%%

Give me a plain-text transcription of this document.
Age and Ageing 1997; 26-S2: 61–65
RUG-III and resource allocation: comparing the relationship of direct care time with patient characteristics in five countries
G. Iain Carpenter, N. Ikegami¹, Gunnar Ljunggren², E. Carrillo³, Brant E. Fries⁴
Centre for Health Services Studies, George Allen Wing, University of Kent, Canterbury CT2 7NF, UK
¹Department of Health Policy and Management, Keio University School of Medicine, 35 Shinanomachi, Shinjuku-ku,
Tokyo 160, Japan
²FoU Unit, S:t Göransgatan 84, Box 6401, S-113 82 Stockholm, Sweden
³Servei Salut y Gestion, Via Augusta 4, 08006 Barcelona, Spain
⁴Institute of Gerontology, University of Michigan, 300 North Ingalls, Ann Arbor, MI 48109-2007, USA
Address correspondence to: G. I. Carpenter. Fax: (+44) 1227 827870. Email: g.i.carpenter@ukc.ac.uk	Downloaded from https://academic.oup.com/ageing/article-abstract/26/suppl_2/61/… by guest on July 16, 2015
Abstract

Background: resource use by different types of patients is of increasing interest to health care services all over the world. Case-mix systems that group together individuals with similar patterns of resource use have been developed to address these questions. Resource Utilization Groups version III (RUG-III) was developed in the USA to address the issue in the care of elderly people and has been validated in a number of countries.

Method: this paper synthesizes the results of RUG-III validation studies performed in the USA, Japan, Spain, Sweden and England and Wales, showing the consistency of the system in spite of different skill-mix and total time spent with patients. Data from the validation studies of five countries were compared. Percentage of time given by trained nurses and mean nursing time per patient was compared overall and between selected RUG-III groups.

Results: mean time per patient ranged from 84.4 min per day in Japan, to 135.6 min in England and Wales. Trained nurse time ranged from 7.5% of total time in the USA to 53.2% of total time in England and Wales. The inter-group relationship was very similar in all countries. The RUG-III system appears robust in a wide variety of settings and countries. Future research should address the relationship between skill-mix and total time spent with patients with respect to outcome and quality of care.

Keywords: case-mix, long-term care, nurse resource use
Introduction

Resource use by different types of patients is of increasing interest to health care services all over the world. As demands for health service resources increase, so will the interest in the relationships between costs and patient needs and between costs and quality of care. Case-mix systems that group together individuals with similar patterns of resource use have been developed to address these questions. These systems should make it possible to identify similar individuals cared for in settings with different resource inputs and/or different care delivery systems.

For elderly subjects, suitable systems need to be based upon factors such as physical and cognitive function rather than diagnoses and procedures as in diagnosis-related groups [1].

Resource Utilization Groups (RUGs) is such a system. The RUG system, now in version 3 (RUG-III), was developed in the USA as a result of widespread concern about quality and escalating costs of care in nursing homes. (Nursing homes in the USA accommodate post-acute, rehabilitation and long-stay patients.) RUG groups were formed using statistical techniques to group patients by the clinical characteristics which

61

%%

▸ **Try it**
A reply that repeats all the data exactly is required.

▸ **Solution for this exercise**
Give me a plain-text transcription of this document.
Age and Ageing 1997; 26-S2: 61–65
RUG-III and resource allocation: comparing the relationship of direct care time with patient characteristics in five countries
G. Iain Carpenter, N. Ikegami¹, Gunnar Ljunggren², E. Carrillo³, Brant E. Fries⁴
Centre for Health Services Studies, George Allen Wing, University of Kent, Canterbury CT2 7NF, UK
¹Department of Health Policy and Management, Keio University School of Medicine, 35 Shinanomachi, Shinjuku-ku,
Tokyo 160, Japan
²FoU Unit, S:t Göransgatan 84, Box 6401, S-113 82 Stockholm, Sweden
³Servei Salut y Gestion, Via Augusta 4, 08006 Barcelona, Spain
⁴Institute of Gerontology, University of Michigan, 300 North Ingalls, Ann Arbor, MI 48109-2007, USA
Address correspondence to: G. I. Carpenter. Fax: (+44) 1227 827870. Email: g.i.carpenter@ukc.ac.uk	Downloaded from https://academic.oup.com/ageing/article-abstract/26/suppl_2/61/… by guest on July 16, 2015
Abstract

Background: resource use by different types of patients is of increasing interest to health care services all over the world. Case-mix systems that group together individuals with similar patterns of resource use have been developed to address these questions. Resource Utilization Groups version III (RUG-III) was developed in the USA to address the issue in the care of elderly people and has been validated in a number of countries.

Method: this paper synthesizes the results of RUG-III validation studies performed in the USA, Japan, Spain, Sweden and England and Wales, showing the consistency of the system in spite of different skill-mix and total time spent with patients. Data from the validation studies of five countries were compared. Percentage of time given by trained nurses and mean nursing time per patient was compared overall and between selected RUG-III groups.

Results: mean time per patient ranged from 84.4 min per day in Japan, to 135.6 min in England and Wales. Trained nurse time ranged from 7.5% of total time in the USA to 53.2% of total time in England and Wales. The inter-group relationship was very similar in all countries. The RUG-III system appears robust in a wide variety of settings and countries. Future research should address the relationship between skill-mix and total time spent with patients with respect to outcome and quality of care.

Keywords: case-mix, long-term care, nurse resource use
Introduction

Resource use by different types of patients is of increasing interest to health care services all over the world. As demands for health service resources increase, so will the interest in the relationships between costs and patient needs and between costs and quality of care. Case-mix systems that group together individuals with similar patterns of resource use have been developed to address these questions. These systems should make it possible to identify similar individuals cared for in settings with different resource inputs and/or different care delivery systems.

For elderly subjects, suitable systems need to be based upon factors such as physical and cognitive function rather than diagnoses and procedures as in diagnosis-related groups [1].

Resource Utilization Groups (RUGs) is such a system. The RUG system, now in version 3 (RUG-III), was developed in the USA as a result of widespread concern about quality and escalating costs of care in nursing homes. (Nursing homes in the USA accommodate post-acute, rehabilitation and long-stay patients.) RUG groups were formed using statistical techniques to group patients by the clinical characteristics which

61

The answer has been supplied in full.